## EXERCISE INPUTS
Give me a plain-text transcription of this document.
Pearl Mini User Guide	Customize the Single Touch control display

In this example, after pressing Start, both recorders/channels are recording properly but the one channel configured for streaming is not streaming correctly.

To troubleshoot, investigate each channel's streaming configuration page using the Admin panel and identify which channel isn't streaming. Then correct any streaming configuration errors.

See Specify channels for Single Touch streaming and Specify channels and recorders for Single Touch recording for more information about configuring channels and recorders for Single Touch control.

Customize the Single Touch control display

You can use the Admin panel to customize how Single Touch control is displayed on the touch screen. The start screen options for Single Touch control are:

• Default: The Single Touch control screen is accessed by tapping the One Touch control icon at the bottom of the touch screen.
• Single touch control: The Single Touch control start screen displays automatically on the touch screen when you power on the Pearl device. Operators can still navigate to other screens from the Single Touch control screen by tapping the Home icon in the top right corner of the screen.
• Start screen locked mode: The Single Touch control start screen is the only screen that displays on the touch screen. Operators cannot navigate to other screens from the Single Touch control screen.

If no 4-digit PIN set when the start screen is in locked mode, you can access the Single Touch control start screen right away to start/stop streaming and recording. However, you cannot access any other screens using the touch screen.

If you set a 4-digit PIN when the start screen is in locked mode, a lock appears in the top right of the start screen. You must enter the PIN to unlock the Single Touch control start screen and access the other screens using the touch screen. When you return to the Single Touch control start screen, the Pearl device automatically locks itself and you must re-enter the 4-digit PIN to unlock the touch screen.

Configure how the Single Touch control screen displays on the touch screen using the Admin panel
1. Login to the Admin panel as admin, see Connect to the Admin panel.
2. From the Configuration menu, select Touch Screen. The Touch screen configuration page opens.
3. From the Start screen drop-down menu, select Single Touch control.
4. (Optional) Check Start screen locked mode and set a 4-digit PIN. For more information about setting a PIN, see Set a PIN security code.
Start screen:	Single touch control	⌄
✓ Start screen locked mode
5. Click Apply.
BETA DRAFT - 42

## EXERCISE BRIEF
Print out every record again, exactly and in full.

## EXERCISE SOLUTION
Give me a plain-text transcription of this document.
Pearl Mini User Guide	Customize the Single Touch control display

In this example, after pressing Start, both recorders/channels are recording properly but the one channel configured for streaming is not streaming correctly.

To troubleshoot, investigate each channel's streaming configuration page using the Admin panel and identify which channel isn't streaming. Then correct any streaming configuration errors.

See Specify channels for Single Touch streaming and Specify channels and recorders for Single Touch recording for more information about configuring channels and recorders for Single Touch control.

Customize the Single Touch control display

You can use the Admin panel to customize how Single Touch control is displayed on the touch screen. The start screen options for Single Touch control are:

• Default: The Single Touch control screen is accessed by tapping the One Touch control icon at the bottom of the touch screen.
• Single touch control: The Single Touch control start screen displays automatically on the touch screen when you power on the Pearl device. Operators can still navigate to other screens from the Single Touch control screen by tapping the Home icon in the top right corner of the screen.
• Start screen locked mode: The Single Touch control start screen is the only screen that displays on the touch screen. Operators cannot navigate to other screens from the Single Touch control screen.

If no 4-digit PIN set when the start screen is in locked mode, you can access the Single Touch control start screen right away to start/stop streaming and recording. However, you cannot access any other screens using the touch screen.

If you set a 4-digit PIN when the start screen is in locked mode, a lock appears in the top right of the start screen. You must enter the PIN to unlock the Single Touch control start screen and access the other screens using the touch screen. When you return to the Single Touch control start screen, the Pearl device automatically locks itself and you must re-enter the 4-digit PIN to unlock the touch screen.

Configure how the Single Touch control screen displays on the touch screen using the Admin panel
1. Login to the Admin panel as admin, see Connect to the Admin panel.
2. From the Configuration menu, select Touch Screen. The Touch screen configuration page opens.
3. From the Start screen drop-down menu, select Single Touch control.
4. (Optional) Check Start screen locked mode and set a 4-digit PIN. For more information about setting a PIN, see Set a PIN security code.
Start screen:	Single touch control	⌄
✓ Start screen locked mode
5. Click Apply.
BETA DRAFT - 42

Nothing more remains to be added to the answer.